__Supplied records__
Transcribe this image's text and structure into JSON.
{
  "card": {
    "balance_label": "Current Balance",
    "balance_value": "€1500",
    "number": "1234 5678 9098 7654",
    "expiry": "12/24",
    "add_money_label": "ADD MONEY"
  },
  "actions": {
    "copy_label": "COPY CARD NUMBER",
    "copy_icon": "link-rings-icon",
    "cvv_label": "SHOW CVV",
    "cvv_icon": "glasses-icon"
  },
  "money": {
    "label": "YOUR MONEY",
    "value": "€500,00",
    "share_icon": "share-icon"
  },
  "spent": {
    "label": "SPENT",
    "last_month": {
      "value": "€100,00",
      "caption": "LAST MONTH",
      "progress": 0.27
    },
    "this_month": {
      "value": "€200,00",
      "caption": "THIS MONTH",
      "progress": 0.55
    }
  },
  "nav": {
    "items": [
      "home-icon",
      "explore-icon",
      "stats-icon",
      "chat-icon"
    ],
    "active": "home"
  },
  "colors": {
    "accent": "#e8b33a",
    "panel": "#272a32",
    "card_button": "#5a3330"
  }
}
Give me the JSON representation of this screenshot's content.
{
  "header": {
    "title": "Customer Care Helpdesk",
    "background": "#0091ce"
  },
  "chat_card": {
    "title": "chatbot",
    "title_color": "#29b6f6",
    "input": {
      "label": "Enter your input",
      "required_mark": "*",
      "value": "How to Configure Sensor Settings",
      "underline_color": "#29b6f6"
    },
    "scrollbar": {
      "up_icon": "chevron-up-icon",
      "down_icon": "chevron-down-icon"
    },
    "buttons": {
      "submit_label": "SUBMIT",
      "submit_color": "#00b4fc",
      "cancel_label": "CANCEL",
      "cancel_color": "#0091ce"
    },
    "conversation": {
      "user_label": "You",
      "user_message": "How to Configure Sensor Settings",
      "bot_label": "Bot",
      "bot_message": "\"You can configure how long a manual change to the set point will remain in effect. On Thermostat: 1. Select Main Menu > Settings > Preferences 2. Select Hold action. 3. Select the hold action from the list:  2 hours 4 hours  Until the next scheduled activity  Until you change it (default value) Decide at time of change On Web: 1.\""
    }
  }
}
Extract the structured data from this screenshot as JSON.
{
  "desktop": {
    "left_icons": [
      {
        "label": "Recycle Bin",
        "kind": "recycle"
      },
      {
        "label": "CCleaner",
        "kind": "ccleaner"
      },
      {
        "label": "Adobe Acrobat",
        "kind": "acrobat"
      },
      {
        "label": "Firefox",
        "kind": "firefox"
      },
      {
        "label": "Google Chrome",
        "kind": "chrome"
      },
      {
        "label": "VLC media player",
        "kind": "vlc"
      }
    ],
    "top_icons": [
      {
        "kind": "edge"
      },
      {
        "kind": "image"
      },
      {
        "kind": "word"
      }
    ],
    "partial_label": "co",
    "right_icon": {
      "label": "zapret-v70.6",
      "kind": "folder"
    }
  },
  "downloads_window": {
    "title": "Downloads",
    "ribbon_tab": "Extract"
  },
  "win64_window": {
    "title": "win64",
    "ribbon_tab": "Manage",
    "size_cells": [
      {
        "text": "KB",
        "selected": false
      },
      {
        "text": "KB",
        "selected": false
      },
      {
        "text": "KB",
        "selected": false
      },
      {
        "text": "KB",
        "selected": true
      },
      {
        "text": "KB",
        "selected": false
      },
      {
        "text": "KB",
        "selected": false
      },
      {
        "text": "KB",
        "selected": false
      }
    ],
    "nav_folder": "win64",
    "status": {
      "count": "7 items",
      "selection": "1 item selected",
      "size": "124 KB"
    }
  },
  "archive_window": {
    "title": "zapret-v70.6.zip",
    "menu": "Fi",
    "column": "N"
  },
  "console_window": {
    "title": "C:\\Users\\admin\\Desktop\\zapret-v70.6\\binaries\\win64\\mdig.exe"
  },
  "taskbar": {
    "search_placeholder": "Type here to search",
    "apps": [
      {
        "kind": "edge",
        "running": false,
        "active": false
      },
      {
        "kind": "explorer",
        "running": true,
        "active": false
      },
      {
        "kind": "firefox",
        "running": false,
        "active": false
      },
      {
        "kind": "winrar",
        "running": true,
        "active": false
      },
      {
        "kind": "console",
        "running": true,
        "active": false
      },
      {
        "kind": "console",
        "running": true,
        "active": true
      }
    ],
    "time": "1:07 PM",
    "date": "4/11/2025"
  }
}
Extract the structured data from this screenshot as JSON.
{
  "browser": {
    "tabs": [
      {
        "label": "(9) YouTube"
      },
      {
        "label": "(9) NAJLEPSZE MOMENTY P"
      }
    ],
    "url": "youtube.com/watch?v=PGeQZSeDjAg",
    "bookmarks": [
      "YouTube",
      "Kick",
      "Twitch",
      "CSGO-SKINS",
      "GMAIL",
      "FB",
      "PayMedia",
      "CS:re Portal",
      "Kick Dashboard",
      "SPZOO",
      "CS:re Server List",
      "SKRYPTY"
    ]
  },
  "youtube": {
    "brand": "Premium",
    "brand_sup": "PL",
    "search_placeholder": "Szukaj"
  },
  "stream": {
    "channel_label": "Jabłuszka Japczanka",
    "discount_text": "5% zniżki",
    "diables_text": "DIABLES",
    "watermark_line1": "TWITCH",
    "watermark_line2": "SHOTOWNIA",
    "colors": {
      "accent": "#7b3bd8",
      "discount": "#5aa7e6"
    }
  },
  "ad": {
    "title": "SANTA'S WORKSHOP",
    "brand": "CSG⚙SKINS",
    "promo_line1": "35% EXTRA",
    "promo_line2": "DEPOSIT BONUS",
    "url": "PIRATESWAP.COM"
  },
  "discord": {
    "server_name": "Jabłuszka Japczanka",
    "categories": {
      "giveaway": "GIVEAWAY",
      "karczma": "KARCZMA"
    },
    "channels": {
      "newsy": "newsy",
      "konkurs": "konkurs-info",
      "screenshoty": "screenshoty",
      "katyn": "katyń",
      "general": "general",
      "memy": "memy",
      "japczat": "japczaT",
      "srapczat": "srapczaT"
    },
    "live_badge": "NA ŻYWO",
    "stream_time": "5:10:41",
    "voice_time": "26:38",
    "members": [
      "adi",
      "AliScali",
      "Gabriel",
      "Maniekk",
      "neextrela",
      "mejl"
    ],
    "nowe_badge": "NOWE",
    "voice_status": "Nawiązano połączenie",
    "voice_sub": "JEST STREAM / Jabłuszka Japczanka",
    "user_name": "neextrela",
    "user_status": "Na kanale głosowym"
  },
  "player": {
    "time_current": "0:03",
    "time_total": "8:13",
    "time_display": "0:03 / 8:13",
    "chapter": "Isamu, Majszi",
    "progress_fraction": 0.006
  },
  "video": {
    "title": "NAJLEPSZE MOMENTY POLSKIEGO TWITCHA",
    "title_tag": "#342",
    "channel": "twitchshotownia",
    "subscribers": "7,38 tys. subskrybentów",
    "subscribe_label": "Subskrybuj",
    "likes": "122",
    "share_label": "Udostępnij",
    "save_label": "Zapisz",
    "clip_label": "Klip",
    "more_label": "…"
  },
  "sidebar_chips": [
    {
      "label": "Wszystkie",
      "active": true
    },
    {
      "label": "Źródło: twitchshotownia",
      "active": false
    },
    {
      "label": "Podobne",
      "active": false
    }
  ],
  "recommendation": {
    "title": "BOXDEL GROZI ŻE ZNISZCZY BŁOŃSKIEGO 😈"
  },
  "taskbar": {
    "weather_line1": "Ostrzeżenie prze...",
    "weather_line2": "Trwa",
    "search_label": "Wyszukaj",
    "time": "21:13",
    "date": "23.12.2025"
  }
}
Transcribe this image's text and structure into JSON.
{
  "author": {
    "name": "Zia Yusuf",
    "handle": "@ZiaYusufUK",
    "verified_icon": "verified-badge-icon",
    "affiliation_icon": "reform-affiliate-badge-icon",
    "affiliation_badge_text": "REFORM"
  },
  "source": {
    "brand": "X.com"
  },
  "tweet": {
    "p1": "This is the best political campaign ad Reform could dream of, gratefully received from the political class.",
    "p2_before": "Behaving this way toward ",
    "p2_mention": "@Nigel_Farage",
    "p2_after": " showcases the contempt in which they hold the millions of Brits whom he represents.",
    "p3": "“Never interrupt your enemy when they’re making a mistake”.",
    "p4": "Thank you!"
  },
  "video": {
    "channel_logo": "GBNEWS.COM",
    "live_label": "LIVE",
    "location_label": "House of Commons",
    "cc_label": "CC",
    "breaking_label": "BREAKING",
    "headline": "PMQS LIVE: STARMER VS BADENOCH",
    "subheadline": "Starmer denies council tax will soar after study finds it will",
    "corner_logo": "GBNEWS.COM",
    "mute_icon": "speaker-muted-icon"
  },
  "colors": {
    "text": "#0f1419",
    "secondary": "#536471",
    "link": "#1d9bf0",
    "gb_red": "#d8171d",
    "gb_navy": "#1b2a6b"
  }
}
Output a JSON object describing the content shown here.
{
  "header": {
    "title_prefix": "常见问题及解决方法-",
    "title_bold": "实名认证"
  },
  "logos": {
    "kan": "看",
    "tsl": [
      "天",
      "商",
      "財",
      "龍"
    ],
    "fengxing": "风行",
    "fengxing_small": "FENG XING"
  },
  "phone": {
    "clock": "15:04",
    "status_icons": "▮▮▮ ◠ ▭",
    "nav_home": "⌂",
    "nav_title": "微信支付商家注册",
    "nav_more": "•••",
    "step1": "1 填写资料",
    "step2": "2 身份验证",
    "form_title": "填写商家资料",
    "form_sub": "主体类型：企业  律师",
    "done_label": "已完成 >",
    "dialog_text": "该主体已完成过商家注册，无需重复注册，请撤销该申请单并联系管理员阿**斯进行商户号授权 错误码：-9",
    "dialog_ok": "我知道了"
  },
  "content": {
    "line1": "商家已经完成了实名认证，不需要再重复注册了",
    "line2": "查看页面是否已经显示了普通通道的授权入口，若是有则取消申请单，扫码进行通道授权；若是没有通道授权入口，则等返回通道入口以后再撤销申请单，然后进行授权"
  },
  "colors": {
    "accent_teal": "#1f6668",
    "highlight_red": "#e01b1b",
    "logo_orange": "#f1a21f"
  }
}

__The request__
In the records above, find the line containing "Output a JSON"; please retype it and every line after it through the last line, exactly and with nothing else.

__Correct output__
Output a JSON object describing the content shown here.
{
  "header": {
    "title_prefix": "常见问题及解决方法-",
    "title_bold": "实名认证"
  },
  "logos": {
    "kan": "看",
    "tsl": [
      "天",
      "商",
      "財",
      "龍"
    ],
    "fengxing": "风行",
    "fengxing_small": "FENG XING"
  },
  "phone": {
    "clock": "15:04",
    "status_icons": "▮▮▮ ◠ ▭",
    "nav_home": "⌂",
    "nav_title": "微信支付商家注册",
    "nav_more": "•••",
    "step1": "1 填写资料",
    "step2": "2 身份验证",
    "form_title": "填写商家资料",
    "form_sub": "主体类型：企业  律师",
    "done_label": "已完成 >",
    "dialog_text": "该主体已完成过商家注册，无需重复注册，请撤销该申请单并联系管理员阿**斯进行商户号授权 错误码：-9",
    "dialog_ok": "我知道了"
  },
  "content": {
    "line1": "商家已经完成了实名认证，不需要再重复注册了",
    "line2": "查看页面是否已经显示了普通通道的授权入口，若是有则取消申请单，扫码进行通道授权；若是没有通道授权入口，则等返回通道入口以后再撤销申请单，然后进行授权"
  },
  "colors": {
    "accent_teal": "#1f6668",
    "highlight_red": "#e01b1b",
    "logo_orange": "#f1a21f"
  }
}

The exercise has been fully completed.